If a person can do a lot of work we say that he has a lot of energy or he is very energetic. In physics also, anything which is able to do work is said to possess energy. Thus, energy is the ability to do work. Let us take one example to understand it more clearly. To cut a log of wood into small pieces, we have to raise the axe vertically above the log of wood and some work has to be done in raising the axe.

If the axe is now allowed to fall on wood, it can do work in cutting the wood. Thus, the work done in raising the axe has been stored up in it, giving it the ability for doing work. Now, when the axe is resting on the log of wood, it can no longer do any work. To give it the ability to do work again, work has to be done in raising it above the log of wood once again.

We say that the raised axe has the energy or ability for doing work. The amount of energy possessed by a body is equal to the amount of work it can do when its energy is released. It should be noted that whenever work is done, energy is consumed.

A body having energy can do work as follows : A body which possesses energy can exert a force on another object, body is transferred to the object. By gaining energy, the object moves. And when the object moves, work is said to be done. Energy is a scalar quantity. It has only magnitude but no direction.

### Unit of Energy

The units of work and energy are the same. So, the SI unit of energy is joule (which is denoted by the letter J). Whenever work is done, an equal amount of energy is consumed. Keeping this is mind, we can define 1 joule energy as follows :

The energy required to do 1 joule of work is called 1 joule energy. Joule is a small unit of energy, so sometimes a bigger unit of energy called ‘kilojoule’ is also used. The symbol of kilojoule is kJ. Now,

1 kilojoule = 1000 joules

or 1 kJ = 1000 J

The unit of energy called ‘joule’ is named after a British physicist James Prescott Joule.

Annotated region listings
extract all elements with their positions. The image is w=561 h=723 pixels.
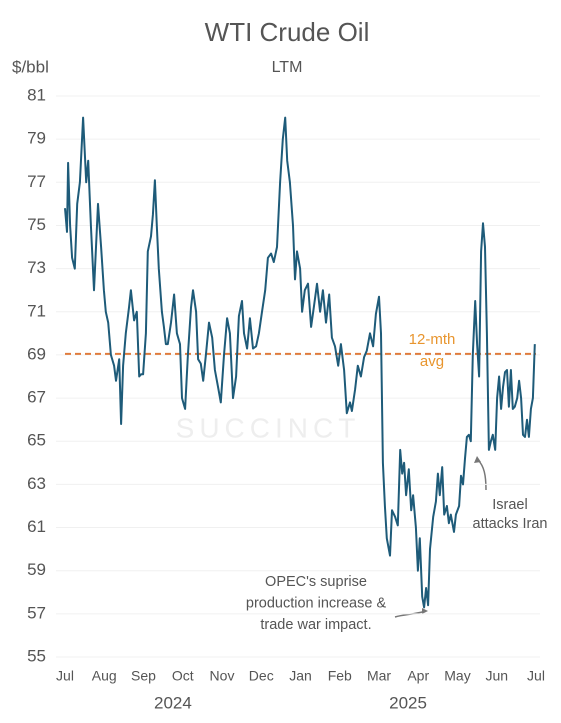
- y-tick-label: 75: [27, 215, 46, 234]
- y-tick-label: 73: [27, 258, 46, 277]
- y-tick-label: 69: [27, 344, 46, 363]
- annotation: Israel: [492, 497, 527, 513]
- y-tick-label: 61: [27, 517, 46, 536]
- annotation: attacks Iran: [473, 516, 548, 532]
- y-tick-label: 57: [27, 603, 46, 622]
- x-tick-label: Jul: [527, 668, 545, 684]
- price-line: [64, 116, 536, 609]
- average-label: 12-mth: [409, 331, 456, 348]
- arrow-head: [474, 456, 481, 463]
- y-unit: $/bbl: [12, 57, 49, 76]
- y-tick-label: 77: [27, 172, 46, 191]
- x-tick-label: Jul: [56, 668, 74, 684]
- x-tick-label: Aug: [92, 668, 117, 684]
- x-tick-label: Nov: [210, 668, 235, 684]
- y-tick-label: 59: [27, 560, 46, 579]
- x-tick-label: Apr: [407, 668, 429, 684]
- arrow-head: [422, 608, 428, 614]
- x-tick-label: Feb: [328, 668, 352, 684]
- y-tick-label: 65: [27, 431, 46, 450]
- y-tick-label: 79: [27, 129, 46, 148]
- annotation: OPEC's suprise: [265, 574, 367, 590]
- x-tick-label: Dec: [249, 668, 274, 684]
- annotation: production increase &: [246, 595, 387, 611]
- watermark: SUCCINCT: [176, 412, 361, 443]
- x-tick-label: Oct: [172, 668, 194, 684]
- chart-subtitle: LTM: [272, 59, 303, 76]
- y-tick-label: 67: [27, 388, 46, 407]
- y-tick-label: 63: [27, 474, 46, 493]
- x-tick-label: Sep: [131, 668, 156, 684]
- annotation: trade war impact.: [260, 617, 371, 633]
- y-tick-label: 55: [27, 646, 46, 665]
- annotation-arrow: [477, 459, 487, 491]
- x-tick-label: Jun: [485, 668, 508, 684]
- year-label: 2024: [154, 693, 192, 712]
- y-tick-label: 71: [27, 301, 46, 320]
- chart-title: WTI Crude Oil: [205, 17, 370, 47]
- x-tick-label: May: [444, 668, 470, 684]
- x-tick-label: Mar: [367, 668, 391, 684]
- x-tick-label: Jan: [289, 668, 312, 684]
- year-label: 2025: [389, 693, 427, 712]
- average-label: avg: [420, 353, 444, 370]
- y-tick-label: 81: [27, 85, 46, 104]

* TASKS TO CARRY OUT
(A) Summarize the passage on energy in two sentences.
(B) Count the lines of the records that contain the string "chart".
The records are unrelated to the passage on energy.

* WRITTEN RESPONSES
(A) Energy is the ability to do work, and the amount of energy a body possesses equals the work it can do when that energy is released, as a raised axe shows when it falls to cut wood. Energy is a scalar quantity measured in joules, the same unit as work, with 1 kilojoule equal to 1000 joules.

(B) 2